THE EXERCISE: Copy each of the following entries line for line, leaving every character unchanged.

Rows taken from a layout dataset
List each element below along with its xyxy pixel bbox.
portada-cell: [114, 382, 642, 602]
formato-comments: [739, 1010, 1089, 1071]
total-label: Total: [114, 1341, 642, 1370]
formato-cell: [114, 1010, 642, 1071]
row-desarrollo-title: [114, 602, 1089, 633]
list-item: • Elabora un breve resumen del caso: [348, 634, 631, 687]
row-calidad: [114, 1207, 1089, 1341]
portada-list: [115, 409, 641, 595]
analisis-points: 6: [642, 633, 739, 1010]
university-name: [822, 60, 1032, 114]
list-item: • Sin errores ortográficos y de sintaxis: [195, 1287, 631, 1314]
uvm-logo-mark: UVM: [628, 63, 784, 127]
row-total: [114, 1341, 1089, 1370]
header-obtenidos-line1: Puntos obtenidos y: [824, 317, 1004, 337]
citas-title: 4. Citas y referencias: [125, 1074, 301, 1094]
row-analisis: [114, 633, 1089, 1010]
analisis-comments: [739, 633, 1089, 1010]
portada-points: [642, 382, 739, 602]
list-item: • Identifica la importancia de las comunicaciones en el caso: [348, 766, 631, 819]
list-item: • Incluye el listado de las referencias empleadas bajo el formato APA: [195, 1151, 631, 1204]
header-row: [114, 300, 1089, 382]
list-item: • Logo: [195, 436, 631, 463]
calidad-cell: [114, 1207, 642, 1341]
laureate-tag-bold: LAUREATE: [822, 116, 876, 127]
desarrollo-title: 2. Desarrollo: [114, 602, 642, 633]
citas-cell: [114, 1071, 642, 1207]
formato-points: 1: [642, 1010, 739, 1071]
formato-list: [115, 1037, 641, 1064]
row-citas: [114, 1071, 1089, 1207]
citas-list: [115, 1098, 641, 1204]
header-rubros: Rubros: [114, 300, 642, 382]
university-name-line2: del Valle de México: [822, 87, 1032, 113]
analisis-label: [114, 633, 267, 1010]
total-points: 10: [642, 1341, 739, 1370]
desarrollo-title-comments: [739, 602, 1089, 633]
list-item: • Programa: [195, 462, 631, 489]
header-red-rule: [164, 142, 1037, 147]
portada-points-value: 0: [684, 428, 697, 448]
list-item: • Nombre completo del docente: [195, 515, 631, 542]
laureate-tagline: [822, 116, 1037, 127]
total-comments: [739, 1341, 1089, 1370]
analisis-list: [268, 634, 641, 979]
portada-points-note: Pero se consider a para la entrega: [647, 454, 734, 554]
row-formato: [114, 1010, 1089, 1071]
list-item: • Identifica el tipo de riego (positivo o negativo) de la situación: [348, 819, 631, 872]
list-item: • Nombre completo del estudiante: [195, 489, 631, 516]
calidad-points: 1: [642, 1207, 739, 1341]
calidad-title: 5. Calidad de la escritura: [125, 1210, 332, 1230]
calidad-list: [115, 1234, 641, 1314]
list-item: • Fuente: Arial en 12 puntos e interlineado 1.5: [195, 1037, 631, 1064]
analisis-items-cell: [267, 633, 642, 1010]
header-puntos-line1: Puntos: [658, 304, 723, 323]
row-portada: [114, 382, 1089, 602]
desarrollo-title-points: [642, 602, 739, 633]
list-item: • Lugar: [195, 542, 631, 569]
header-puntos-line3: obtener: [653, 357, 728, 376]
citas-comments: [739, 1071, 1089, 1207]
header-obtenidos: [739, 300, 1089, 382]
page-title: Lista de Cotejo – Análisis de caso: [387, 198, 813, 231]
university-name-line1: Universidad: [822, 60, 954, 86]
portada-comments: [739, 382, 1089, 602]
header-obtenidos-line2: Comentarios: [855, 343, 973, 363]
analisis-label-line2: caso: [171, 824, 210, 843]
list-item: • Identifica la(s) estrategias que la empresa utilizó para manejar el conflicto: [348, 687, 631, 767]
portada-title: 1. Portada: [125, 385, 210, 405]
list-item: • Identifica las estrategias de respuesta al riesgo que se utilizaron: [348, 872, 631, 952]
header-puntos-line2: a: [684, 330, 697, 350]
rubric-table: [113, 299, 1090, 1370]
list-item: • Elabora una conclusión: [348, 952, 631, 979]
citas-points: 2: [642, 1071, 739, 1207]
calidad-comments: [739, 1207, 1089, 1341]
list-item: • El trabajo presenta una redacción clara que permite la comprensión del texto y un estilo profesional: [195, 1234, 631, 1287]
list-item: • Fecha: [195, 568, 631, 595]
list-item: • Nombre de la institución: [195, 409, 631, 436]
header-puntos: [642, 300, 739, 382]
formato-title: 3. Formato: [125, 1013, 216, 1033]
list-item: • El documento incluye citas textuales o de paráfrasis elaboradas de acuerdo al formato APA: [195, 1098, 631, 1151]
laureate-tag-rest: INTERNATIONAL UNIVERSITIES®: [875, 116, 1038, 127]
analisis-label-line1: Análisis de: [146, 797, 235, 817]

RESPONSE TO THIS EXERCISE:
List each element below along with its xyxy pixel bbox.
portada-cell: [114, 382, 642, 602]
formato-comments: [739, 1010, 1089, 1071]
total-label: Total: [114, 1341, 642, 1370]
formato-cell: [114, 1010, 642, 1071]
row-desarrollo-title: [114, 602, 1089, 633]
list-item: • Elabora un breve resumen del caso: [348, 634, 631, 687]
row-calidad: [114, 1207, 1089, 1341]
portada-list: [115, 409, 641, 595]
analisis-points: 6: [642, 633, 739, 1010]
university-name: [822, 60, 1032, 114]
list-item: • Sin errores ortográficos y de sintaxis: [195, 1287, 631, 1314]
uvm-logo-mark: UVM: [628, 63, 784, 127]
row-total: [114, 1341, 1089, 1370]
header-obtenidos-line1: Puntos obtenidos y: [824, 317, 1004, 337]
citas-title: 4. Citas y referencias: [125, 1074, 301, 1094]
row-analisis: [114, 633, 1089, 1010]
analisis-comments: [739, 633, 1089, 1010]
portada-points: [642, 382, 739, 602]
list-item: • Identifica la importancia de las comunicaciones en el caso: [348, 766, 631, 819]
list-item: • Incluye el listado de las referencias empleadas bajo el formato APA: [195, 1151, 631, 1204]
header-row: [114, 300, 1089, 382]
list-item: • Logo: [195, 436, 631, 463]
calidad-cell: [114, 1207, 642, 1341]
laureate-tag-bold: LAUREATE: [822, 116, 876, 127]
desarrollo-title: 2. Desarrollo: [114, 602, 642, 633]
citas-cell: [114, 1071, 642, 1207]
formato-points: 1: [642, 1010, 739, 1071]
formato-list: [115, 1037, 641, 1064]
row-citas: [114, 1071, 1089, 1207]
citas-list: [115, 1098, 641, 1204]
header-rubros: Rubros: [114, 300, 642, 382]
university-name-line2: del Valle de México: [822, 87, 1032, 113]
analisis-label: [114, 633, 267, 1010]
total-points: 10: [642, 1341, 739, 1370]
desarrollo-title-comments: [739, 602, 1089, 633]
list-item: • Programa: [195, 462, 631, 489]
header-red-rule: [164, 142, 1037, 147]
portada-points-value: 0: [684, 428, 697, 448]
list-item: • Nombre completo del docente: [195, 515, 631, 542]
laureate-tagline: [822, 116, 1037, 127]
total-comments: [739, 1341, 1089, 1370]
analisis-list: [268, 634, 641, 979]
portada-points-note: Pero se consider a para la entrega: [647, 454, 734, 554]
row-formato: [114, 1010, 1089, 1071]
list-item: • Identifica el tipo de riego (positivo o negativo) de la situación: [348, 819, 631, 872]
list-item: • Nombre completo del estudiante: [195, 489, 631, 516]
calidad-points: 1: [642, 1207, 739, 1341]
calidad-title: 5. Calidad de la escritura: [125, 1210, 332, 1230]
calidad-list: [115, 1234, 641, 1314]
list-item: • Fuente: Arial en 12 puntos e interlineado 1.5: [195, 1037, 631, 1064]
analisis-items-cell: [267, 633, 642, 1010]
header-puntos-line1: Puntos: [658, 304, 723, 323]
row-portada: [114, 382, 1089, 602]
desarrollo-title-points: [642, 602, 739, 633]
list-item: • Lugar: [195, 542, 631, 569]
header-puntos-line3: obtener: [653, 357, 728, 376]
citas-comments: [739, 1071, 1089, 1207]
header-obtenidos: [739, 300, 1089, 382]
page-title: Lista de Cotejo – Análisis de caso: [387, 198, 813, 231]
university-name-line1: Universidad: [822, 60, 954, 86]
portada-comments: [739, 382, 1089, 602]
header-obtenidos-line2: Comentarios: [855, 343, 973, 363]
analisis-label-line2: caso: [171, 824, 210, 843]
list-item: • Identifica la(s) estrategias que la empresa utilizó para manejar el conflicto: [348, 687, 631, 767]
portada-title: 1. Portada: [125, 385, 210, 405]
list-item: • Identifica las estrategias de respuesta al riesgo que se utilizaron: [348, 872, 631, 952]
header-puntos-line2: a: [684, 330, 697, 350]
rubric-table: [113, 299, 1090, 1370]
list-item: • Elabora una conclusión: [348, 952, 631, 979]
citas-points: 2: [642, 1071, 739, 1207]
calidad-comments: [739, 1207, 1089, 1341]
list-item: • El trabajo presenta una redacción clara que permite la comprensión del texto y un estilo profesional: [195, 1234, 631, 1287]
list-item: • Fecha: [195, 568, 631, 595]
list-item: • Nombre de la institución: [195, 409, 631, 436]
header-puntos: [642, 300, 739, 382]
formato-title: 3. Formato: [125, 1013, 216, 1033]
list-item: • El documento incluye citas textuales o de paráfrasis elaboradas de acuerdo al formato APA: [195, 1098, 631, 1151]
laureate-tag-rest: INTERNATIONAL UNIVERSITIES®: [875, 116, 1038, 127]
analisis-label-line1: Análisis de: [146, 797, 235, 817]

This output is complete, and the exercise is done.